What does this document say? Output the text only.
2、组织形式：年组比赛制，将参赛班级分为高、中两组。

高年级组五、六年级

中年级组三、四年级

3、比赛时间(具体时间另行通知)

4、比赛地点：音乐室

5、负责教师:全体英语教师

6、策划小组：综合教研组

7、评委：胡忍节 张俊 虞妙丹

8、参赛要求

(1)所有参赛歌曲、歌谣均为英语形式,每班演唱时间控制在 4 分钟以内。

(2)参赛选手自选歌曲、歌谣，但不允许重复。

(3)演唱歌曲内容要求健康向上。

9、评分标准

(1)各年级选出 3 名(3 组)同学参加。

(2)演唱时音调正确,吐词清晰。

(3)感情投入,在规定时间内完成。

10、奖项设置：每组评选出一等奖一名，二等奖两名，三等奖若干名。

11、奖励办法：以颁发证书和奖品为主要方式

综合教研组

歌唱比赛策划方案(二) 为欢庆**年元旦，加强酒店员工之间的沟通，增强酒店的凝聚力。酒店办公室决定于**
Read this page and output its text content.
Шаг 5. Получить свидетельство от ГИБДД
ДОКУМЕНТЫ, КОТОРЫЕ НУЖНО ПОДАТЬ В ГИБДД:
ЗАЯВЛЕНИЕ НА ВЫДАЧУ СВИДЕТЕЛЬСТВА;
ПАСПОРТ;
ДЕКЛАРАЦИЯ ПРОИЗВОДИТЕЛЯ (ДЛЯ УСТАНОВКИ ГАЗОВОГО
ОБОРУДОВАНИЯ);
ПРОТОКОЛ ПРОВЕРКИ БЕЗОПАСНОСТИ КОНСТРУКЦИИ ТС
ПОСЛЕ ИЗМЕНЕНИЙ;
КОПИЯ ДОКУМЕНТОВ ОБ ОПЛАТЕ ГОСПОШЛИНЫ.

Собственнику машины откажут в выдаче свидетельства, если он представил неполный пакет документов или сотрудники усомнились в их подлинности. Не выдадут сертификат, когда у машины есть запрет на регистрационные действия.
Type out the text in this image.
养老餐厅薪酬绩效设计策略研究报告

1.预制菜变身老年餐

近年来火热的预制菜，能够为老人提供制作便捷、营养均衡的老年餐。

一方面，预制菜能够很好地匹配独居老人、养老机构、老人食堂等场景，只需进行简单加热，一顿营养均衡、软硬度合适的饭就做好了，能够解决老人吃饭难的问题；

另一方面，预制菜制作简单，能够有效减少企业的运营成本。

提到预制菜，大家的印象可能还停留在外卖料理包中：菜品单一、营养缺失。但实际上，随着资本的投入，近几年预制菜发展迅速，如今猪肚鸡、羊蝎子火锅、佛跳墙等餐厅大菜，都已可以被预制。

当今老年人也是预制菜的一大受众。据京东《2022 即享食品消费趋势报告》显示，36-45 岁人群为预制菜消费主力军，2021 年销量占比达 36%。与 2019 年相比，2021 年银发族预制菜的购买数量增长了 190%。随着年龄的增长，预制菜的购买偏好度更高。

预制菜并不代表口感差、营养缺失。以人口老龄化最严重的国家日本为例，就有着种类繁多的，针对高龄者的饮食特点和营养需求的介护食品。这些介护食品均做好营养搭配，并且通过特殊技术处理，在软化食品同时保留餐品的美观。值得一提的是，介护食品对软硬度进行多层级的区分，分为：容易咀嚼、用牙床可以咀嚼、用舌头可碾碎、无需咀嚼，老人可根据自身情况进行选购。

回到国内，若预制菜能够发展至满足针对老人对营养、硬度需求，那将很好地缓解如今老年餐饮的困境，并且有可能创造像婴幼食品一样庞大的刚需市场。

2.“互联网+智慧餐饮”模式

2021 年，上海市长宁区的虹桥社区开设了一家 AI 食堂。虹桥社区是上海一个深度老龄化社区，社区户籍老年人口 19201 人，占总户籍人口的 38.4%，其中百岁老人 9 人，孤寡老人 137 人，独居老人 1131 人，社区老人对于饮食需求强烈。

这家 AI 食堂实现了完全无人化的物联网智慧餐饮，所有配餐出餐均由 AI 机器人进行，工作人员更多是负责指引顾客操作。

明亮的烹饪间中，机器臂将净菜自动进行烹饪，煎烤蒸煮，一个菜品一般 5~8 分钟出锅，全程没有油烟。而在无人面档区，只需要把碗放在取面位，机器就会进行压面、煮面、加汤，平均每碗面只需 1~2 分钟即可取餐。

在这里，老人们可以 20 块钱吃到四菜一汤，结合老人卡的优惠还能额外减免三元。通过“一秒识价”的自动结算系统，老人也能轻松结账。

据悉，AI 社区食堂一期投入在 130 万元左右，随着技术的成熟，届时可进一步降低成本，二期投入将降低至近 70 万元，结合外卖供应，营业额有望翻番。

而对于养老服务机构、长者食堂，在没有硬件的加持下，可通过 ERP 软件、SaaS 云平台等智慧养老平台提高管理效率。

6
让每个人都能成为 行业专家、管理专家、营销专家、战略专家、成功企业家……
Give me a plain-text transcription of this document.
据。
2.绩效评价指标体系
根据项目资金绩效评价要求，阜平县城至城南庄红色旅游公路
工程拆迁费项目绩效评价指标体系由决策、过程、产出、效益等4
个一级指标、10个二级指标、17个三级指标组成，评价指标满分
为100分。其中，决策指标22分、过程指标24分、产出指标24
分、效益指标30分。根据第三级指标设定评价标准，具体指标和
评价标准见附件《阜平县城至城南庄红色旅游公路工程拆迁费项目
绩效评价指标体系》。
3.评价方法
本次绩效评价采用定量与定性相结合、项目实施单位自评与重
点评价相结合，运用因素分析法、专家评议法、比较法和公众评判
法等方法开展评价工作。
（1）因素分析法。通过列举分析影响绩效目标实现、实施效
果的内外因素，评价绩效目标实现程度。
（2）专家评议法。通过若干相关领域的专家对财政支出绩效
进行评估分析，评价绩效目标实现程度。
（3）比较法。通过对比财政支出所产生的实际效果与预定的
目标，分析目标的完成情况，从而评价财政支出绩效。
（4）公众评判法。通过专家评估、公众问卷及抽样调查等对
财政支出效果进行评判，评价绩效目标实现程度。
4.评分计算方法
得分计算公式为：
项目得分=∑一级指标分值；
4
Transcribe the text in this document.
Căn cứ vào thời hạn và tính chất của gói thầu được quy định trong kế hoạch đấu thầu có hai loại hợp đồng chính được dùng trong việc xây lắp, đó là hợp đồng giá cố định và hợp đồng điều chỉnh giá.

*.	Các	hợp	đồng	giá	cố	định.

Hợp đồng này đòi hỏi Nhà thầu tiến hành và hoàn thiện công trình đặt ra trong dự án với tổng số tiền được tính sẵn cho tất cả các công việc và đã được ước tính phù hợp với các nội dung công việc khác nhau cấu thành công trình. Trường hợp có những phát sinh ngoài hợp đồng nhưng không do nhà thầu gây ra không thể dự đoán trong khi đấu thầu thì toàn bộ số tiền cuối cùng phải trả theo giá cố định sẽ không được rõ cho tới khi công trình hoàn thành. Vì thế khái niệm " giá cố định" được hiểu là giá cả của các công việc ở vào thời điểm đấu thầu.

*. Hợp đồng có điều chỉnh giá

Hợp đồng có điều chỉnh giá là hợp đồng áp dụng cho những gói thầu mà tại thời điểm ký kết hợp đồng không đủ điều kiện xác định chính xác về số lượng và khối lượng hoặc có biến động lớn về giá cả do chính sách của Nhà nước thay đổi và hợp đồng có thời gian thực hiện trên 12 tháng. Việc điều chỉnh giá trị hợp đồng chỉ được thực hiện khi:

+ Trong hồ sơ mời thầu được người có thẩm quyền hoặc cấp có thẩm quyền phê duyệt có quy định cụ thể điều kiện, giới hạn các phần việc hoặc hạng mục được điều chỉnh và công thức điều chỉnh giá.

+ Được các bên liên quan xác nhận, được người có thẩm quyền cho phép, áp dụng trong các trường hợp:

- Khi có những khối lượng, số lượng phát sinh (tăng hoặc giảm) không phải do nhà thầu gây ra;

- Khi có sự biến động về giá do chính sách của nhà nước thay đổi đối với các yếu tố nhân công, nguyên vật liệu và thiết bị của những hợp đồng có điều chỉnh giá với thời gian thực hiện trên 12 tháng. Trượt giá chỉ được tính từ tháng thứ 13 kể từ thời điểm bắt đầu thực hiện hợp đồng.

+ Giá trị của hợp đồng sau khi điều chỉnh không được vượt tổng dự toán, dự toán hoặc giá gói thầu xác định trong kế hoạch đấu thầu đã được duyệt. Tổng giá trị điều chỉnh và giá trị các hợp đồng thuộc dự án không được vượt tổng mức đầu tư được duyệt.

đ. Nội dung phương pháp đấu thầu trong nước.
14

------

WHAT THE TASK ASKS:
Identify all lines where the word "thẩm" shows up. Copy them.

EXERCISE RESULT:
+ Trong hồ sơ mời thầu được người có thẩm quyền hoặc cấp có thẩm quyền phê duyệt có quy định cụ thể điều kiện, giới hạn các phần việc hoặc hạng mục được điều chỉnh và công thức điều chỉnh giá.
+ Được các bên liên quan xác nhận, được người có thẩm quyền cho phép, áp dụng trong các trường hợp:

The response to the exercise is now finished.